» **Data supplied**
◆ ◆ ◆ ◆ ◆

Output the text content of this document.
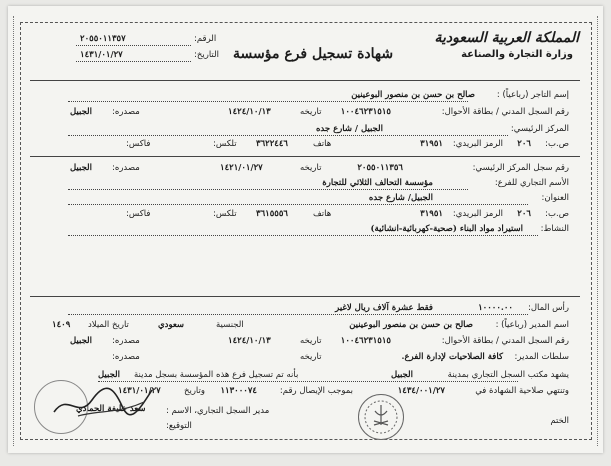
المملكة العربية السعودية
وزارة التجارة والصناعة
شهادة تسجيل فرع مؤسسة
الرقم:
٢٠٥٥٠١١٣٥٧
التاريخ:
١٤٣١/٠١/٢٧
إسم التاجر (رباعياً) :
صالح بن حسن بن منصور البوعينين
رقم السجل المدني / بطاقة الأحوال:
١٠٠٤٦٢٣١٥١٥
تاريخه
١٤٢٤/١٠/١٣
مصدره:
الجبيل
المركز الرئيسي:
الجبيل / شارع جده
ص.ب:
٢٠٦
الرمز البريدي:
٣١٩٥١
هاتف
٣٦٢٢٤٤٦
تلكس:
فاكس:
رقم سجل المركز الرئيسي:
٢٠٥٥٠١١٣٥٦
تاريخه
١٤٢١/٠١/٢٧
مصدره:
الجبيل
الأسم التجاري للفرع:
مؤسسة التحالف الثلاثي للتجارة
العنوان:
الجبيل/ شارع جده
ص.ب:
٢٠٦
الرمز البريدي:
٣١٩٥١
هاتف
٣٦١٥٥٥٦
تلكس:
فاكس:
النشاط:
استيراد مواد البناء (صحية-كهربائية-انشائية)
رأس المال:
١٠٠٠٠.٠٠
فقط عشرة آلاف ريال لاغير
اسم المدير (رباعياً) :
صالح بن حسن بن منصور البوعينين
الجنسية
سعودي
تاريخ الميلاد
١٤٠٩
رقم السجل المدني / بطاقة الأحوال:
١٠٠٤٦٢٣١٥١٥
تاريخه
١٤٢٤/١٠/١٣
مصدره:
الجبيل
سلطات المدير:
كافة الصلاحيات لإدارة الفرع.
تاريخه
مصدره:
يشهد مكتب السجل التجاري بمدينة
الجبيل
بأنه تم تسجيل فرع هذه المؤسسة بسجل مدينة
الجبيل
وتنتهي صلاحية الشهادة في
١٤٣٤/٠٠١/٢٧
بموجب الإيصال رقم:
١١٣٠٠٠٧٤
وتاريخ
١٤٣١/٠١/٢٧
الختم
مدير السجل التجاري، الاسم :
سعد خليفة الحمادي
التوقيع:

◆ ◆ ◆ ◆ ◆

» **Requirement**
Which lines above hold the word "تسجيل"? Copy each of them.

» **Expected output**
شهادة تسجيل فرع مؤسسة
بأنه تم تسجيل فرع هذه المؤسسة بسجل مدينة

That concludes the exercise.